* Data:
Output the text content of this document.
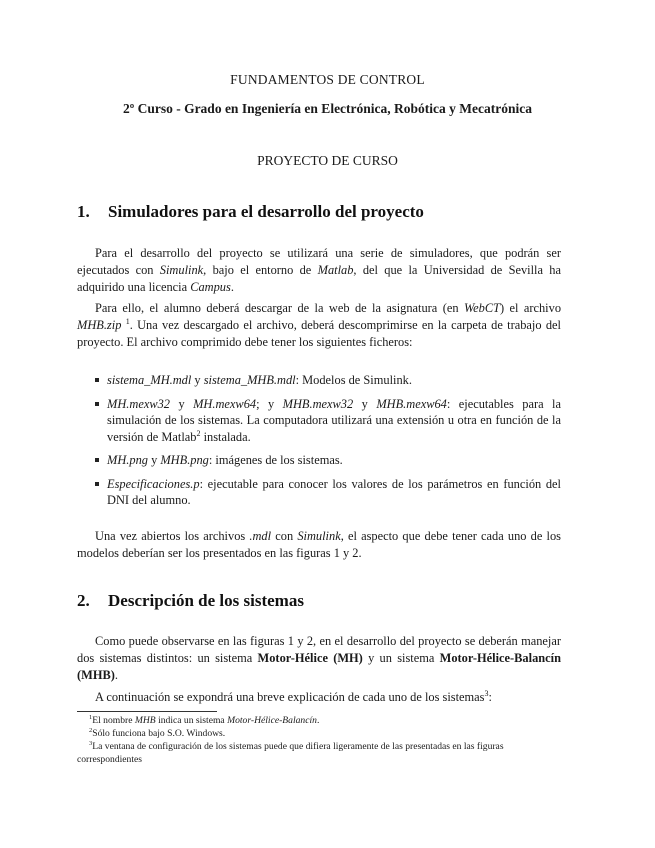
FUNDAMENTOS DE CONTROL
2º Curso - Grado en Ingeniería en Electrónica, Robótica y Mecatrónica
PROYECTO DE CURSO
1. Simuladores para el desarrollo del proyecto

Para el desarrollo del proyecto se utilizará una serie de simuladores, que podrán ser ejecutados con Simulink, bajo el entorno de Matlab, del que la Universidad de Sevilla ha adquirido una licencia Campus.

Para ello, el alumno deberá descargar de la web de la asignatura (en WebCT) el archivo MHB.zip $^1$. Una vez descargado el archivo, deberá descomprimirse en la carpeta de trabajo del proyecto. El archivo comprimido debe tener los siguientes ficheros:

sistema_MH.mdl y sistema_MHB.mdl: Modelos de Simulink.
MH.mexw32 y MH.mexw64; y MHB.mexw32 y MHB.mexw64: ejecutables para la simulación de los sistemas. La computadora utilizará una extensión u otra en función de la versión de Matlab$^2$ instalada.
MH.png y MHB.png: imágenes de los sistemas.
Especificaciones.p: ejecutable para conocer los valores de los parámetros en función del DNI del alumno.

Una vez abiertos los archivos .mdl con Simulink, el aspecto que debe tener cada uno de los modelos deberían ser los presentados en las figuras 1 y 2.

2. Descripción de los sistemas

Como puede observarse en las figuras 1 y 2, en el desarrollo del proyecto se deberán manejar dos sistemas distintos: un sistema Motor-Hélice (MH) y un sistema Motor-Hélice-Balancín (MHB).

A continuación se expondrá una breve explicación de cada uno de los sistemas$^3$:

$^1$El nombre MHB indica un sistema Motor-Hélice-Balancín.
$^2$Sólo funciona bajo S.O. Windows.
$^3$La ventana de configuración de los sistemas puede que difiera ligeramente de las presentadas en las figuras correspondientes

* To do: With the pictures left out, return each entry exactly as written.

* Written response:
Output the text content of this document.
FUNDAMENTOS DE CONTROL
2º Curso - Grado en Ingeniería en Electrónica, Robótica y Mecatrónica
PROYECTO DE CURSO
1. Simuladores para el desarrollo del proyecto

Para el desarrollo del proyecto se utilizará una serie de simuladores, que podrán ser ejecutados con Simulink, bajo el entorno de Matlab, del que la Universidad de Sevilla ha adquirido una licencia Campus.

Para ello, el alumno deberá descargar de la web de la asignatura (en WebCT) el archivo MHB.zip $^1$. Una vez descargado el archivo, deberá descomprimirse en la carpeta de trabajo del proyecto. El archivo comprimido debe tener los siguientes ficheros:

sistema_MH.mdl y sistema_MHB.mdl: Modelos de Simulink.
MH.mexw32 y MH.mexw64; y MHB.mexw32 y MHB.mexw64: ejecutables para la simulación de los sistemas. La computadora utilizará una extensión u otra en función de la versión de Matlab$^2$ instalada.
MH.png y MHB.png: imágenes de los sistemas.
Especificaciones.p: ejecutable para conocer los valores de los parámetros en función del DNI del alumno.

Una vez abiertos los archivos .mdl con Simulink, el aspecto que debe tener cada uno de los modelos deberían ser los presentados en las figuras 1 y 2.

2. Descripción de los sistemas

Como puede observarse en las figuras 1 y 2, en el desarrollo del proyecto se deberán manejar dos sistemas distintos: un sistema Motor-Hélice (MH) y un sistema Motor-Hélice-Balancín (MHB).

A continuación se expondrá una breve explicación de cada uno de los sistemas$^3$:

$^1$El nombre MHB indica un sistema Motor-Hélice-Balancín.
$^2$Sólo funciona bajo S.O. Windows.
$^3$La ventana de configuración de los sistemas puede que difiera ligeramente de las presentadas en las figuras correspondientes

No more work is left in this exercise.